- Problem statement:
Write out each record again exactly as it stands.

Stored items:
---*---
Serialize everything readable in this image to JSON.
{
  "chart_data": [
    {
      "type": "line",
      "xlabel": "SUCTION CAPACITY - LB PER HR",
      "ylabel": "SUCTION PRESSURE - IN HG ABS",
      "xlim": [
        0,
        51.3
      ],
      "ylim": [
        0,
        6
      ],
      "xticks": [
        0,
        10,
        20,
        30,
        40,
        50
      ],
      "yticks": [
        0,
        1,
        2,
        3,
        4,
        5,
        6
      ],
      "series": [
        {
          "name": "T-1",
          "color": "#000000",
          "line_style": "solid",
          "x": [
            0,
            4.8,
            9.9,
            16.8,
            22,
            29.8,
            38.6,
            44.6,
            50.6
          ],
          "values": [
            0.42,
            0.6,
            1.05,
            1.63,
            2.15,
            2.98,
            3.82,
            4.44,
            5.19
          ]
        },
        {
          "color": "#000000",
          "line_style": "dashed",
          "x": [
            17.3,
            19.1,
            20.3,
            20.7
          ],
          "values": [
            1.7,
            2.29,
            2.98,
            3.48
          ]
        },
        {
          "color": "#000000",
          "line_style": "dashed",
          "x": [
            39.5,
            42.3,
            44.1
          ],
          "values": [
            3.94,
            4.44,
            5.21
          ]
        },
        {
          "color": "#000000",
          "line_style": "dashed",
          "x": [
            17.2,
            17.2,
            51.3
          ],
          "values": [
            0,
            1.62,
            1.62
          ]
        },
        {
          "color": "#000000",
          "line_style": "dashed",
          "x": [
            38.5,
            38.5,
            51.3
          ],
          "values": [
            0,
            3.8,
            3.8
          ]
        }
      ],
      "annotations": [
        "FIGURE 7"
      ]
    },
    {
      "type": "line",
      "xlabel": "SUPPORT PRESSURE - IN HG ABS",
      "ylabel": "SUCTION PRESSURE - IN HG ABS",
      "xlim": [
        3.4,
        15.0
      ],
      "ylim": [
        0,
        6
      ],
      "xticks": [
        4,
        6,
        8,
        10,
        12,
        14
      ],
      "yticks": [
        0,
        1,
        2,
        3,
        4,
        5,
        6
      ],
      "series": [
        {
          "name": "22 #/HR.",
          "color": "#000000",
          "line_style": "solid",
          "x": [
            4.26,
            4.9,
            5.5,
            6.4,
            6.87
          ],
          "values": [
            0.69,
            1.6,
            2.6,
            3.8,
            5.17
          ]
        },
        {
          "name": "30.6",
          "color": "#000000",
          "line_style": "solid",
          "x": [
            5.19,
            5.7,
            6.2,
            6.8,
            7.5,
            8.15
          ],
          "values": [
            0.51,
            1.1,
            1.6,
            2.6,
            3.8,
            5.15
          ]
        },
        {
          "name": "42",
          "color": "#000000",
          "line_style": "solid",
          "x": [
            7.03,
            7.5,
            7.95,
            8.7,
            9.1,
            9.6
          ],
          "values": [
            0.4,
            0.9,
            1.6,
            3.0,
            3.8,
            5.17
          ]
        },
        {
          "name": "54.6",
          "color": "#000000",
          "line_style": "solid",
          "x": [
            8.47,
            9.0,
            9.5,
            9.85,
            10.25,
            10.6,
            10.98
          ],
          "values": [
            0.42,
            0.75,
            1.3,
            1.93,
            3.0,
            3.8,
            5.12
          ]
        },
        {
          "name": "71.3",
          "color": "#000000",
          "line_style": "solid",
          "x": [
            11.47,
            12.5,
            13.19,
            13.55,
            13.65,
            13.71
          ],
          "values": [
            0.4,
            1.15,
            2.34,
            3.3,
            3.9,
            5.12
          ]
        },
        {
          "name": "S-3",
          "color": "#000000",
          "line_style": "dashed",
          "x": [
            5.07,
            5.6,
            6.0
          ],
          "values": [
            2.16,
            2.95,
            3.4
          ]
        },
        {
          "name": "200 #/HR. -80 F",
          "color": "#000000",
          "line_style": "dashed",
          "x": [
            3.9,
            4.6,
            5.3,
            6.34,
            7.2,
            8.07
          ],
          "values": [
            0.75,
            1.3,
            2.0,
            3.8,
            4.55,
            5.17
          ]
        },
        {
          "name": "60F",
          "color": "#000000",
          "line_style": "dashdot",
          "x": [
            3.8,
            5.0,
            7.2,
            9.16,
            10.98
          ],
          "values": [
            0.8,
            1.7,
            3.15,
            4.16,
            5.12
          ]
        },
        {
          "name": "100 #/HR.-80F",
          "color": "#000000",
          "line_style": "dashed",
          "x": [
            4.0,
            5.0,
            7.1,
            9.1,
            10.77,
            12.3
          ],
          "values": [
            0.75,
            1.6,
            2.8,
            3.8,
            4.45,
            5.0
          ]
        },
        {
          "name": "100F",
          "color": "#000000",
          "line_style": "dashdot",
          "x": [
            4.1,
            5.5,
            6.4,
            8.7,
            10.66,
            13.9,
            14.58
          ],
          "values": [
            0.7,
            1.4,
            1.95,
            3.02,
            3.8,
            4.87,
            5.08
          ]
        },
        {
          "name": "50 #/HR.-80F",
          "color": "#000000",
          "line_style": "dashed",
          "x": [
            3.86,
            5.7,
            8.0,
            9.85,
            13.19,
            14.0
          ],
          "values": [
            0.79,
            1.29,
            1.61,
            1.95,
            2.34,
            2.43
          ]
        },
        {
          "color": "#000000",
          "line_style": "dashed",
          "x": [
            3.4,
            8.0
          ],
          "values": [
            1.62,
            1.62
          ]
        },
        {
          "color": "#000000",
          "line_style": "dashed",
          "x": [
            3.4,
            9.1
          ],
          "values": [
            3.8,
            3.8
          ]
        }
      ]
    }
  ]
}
---*---
- Written solution:
Serialize everything readable in this image to JSON.
{
  "chart_data": [
    {
      "type": "line",
      "xlabel": "SUCTION CAPACITY - LB PER HR",
      "ylabel": "SUCTION PRESSURE - IN HG ABS",
      "xlim": [
        0,
        51.3
      ],
      "ylim": [
        0,
        6
      ],
      "xticks": [
        0,
        10,
        20,
        30,
        40,
        50
      ],
      "yticks": [
        0,
        1,
        2,
        3,
        4,
        5,
        6
      ],
      "series": [
        {
          "name": "T-1",
          "color": "#000000",
          "line_style": "solid",
          "x": [
            0,
            4.8,
            9.9,
            16.8,
            22,
            29.8,
            38.6,
            44.6,
            50.6
          ],
          "values": [
            0.42,
            0.6,
            1.05,
            1.63,
            2.15,
            2.98,
            3.82,
            4.44,
            5.19
          ]
        },
        {
          "color": "#000000",
          "line_style": "dashed",
          "x": [
            17.3,
            19.1,
            20.3,
            20.7
          ],
          "values": [
            1.7,
            2.29,
            2.98,
            3.48
          ]
        },
        {
          "color": "#000000",
          "line_style": "dashed",
          "x": [
            39.5,
            42.3,
            44.1
          ],
          "values": [
            3.94,
            4.44,
            5.21
          ]
        },
        {
          "color": "#000000",
          "line_style": "dashed",
          "x": [
            17.2,
            17.2,
            51.3
          ],
          "values": [
            0,
            1.62,
            1.62
          ]
        },
        {
          "color": "#000000",
          "line_style": "dashed",
          "x": [
            38.5,
            38.5,
            51.3
          ],
          "values": [
            0,
            3.8,
            3.8
          ]
        }
      ],
      "annotations": [
        "FIGURE 7"
      ]
    },
    {
      "type": "line",
      "xlabel": "SUPPORT PRESSURE - IN HG ABS",
      "ylabel": "SUCTION PRESSURE - IN HG ABS",
      "xlim": [
        3.4,
        15.0
      ],
      "ylim": [
        0,
        6
      ],
      "xticks": [
        4,
        6,
        8,
        10,
        12,
        14
      ],
      "yticks": [
        0,
        1,
        2,
        3,
        4,
        5,
        6
      ],
      "series": [
        {
          "name": "22 #/HR.",
          "color": "#000000",
          "line_style": "solid",
          "x": [
            4.26,
            4.9,
            5.5,
            6.4,
            6.87
          ],
          "values": [
            0.69,
            1.6,
            2.6,
            3.8,
            5.17
          ]
        },
        {
          "name": "30.6",
          "color": "#000000",
          "line_style": "solid",
          "x": [
            5.19,
            5.7,
            6.2,
            6.8,
            7.5,
            8.15
          ],
          "values": [
            0.51,
            1.1,
            1.6,
            2.6,
            3.8,
            5.15
          ]
        },
        {
          "name": "42",
          "color": "#000000",
          "line_style": "solid",
          "x": [
            7.03,
            7.5,
            7.95,
            8.7,
            9.1,
            9.6
          ],
          "values": [
            0.4,
            0.9,
            1.6,
            3.0,
            3.8,
            5.17
          ]
        },
        {
          "name": "54.6",
          "color": "#000000",
          "line_style": "solid",
          "x": [
            8.47,
            9.0,
            9.5,
            9.85,
            10.25,
            10.6,
            10.98
          ],
          "values": [
            0.42,
            0.75,
            1.3,
            1.93,
            3.0,
            3.8,
            5.12
          ]
        },
        {
          "name": "71.3",
          "color": "#000000",
          "line_style": "solid",
          "x": [
            11.47,
            12.5,
            13.19,
            13.55,
            13.65,
            13.71
          ],
          "values": [
            0.4,
            1.15,
            2.34,
            3.3,
            3.9,
            5.12
          ]
        },
        {
          "name": "S-3",
          "color": "#000000",
          "line_style": "dashed",
          "x": [
            5.07,
            5.6,
            6.0
          ],
          "values": [
            2.16,
            2.95,
            3.4
          ]
        },
        {
          "name": "200 #/HR. -80 F",
          "color": "#000000",
          "line_style": "dashed",
          "x": [
            3.9,
            4.6,
            5.3,
            6.34,
            7.2,
            8.07
          ],
          "values": [
            0.75,
            1.3,
            2.0,
            3.8,
            4.55,
            5.17
          ]
        },
        {
          "name": "60F",
          "color": "#000000",
          "line_style": "dashdot",
          "x": [
            3.8,
            5.0,
            7.2,
            9.16,
            10.98
          ],
          "values": [
            0.8,
            1.7,
            3.15,
            4.16,
            5.12
          ]
        },
        {
          "name": "100 #/HR.-80F",
          "color": "#000000",
          "line_style": "dashed",
          "x": [
            4.0,
            5.0,
            7.1,
            9.1,
            10.77,
            12.3
          ],
          "values": [
            0.75,
            1.6,
            2.8,
            3.8,
            4.45,
            5.0
          ]
        },
        {
          "name": "100F",
          "color": "#000000",
          "line_style": "dashdot",
          "x": [
            4.1,
            5.5,
            6.4,
            8.7,
            10.66,
            13.9,
            14.58
          ],
          "values": [
            0.7,
            1.4,
            1.95,
            3.02,
            3.8,
            4.87,
            5.08
          ]
        },
        {
          "name": "50 #/HR.-80F",
          "color": "#000000",
          "line_style": "dashed",
          "x": [
            3.86,
            5.7,
            8.0,
            9.85,
            13.19,
            14.0
          ],
          "values": [
            0.79,
            1.29,
            1.61,
            1.95,
            2.34,
            2.43
          ]
        },
        {
          "color": "#000000",
          "line_style": "dashed",
          "x": [
            3.4,
            8.0
          ],
          "values": [
            1.62,
            1.62
          ]
        },
        {
          "color": "#000000",
          "line_style": "dashed",
          "x": [
            3.4,
            9.1
          ],
          "values": [
            3.8,
            3.8
          ]
        }
      ]
    }
  ]
}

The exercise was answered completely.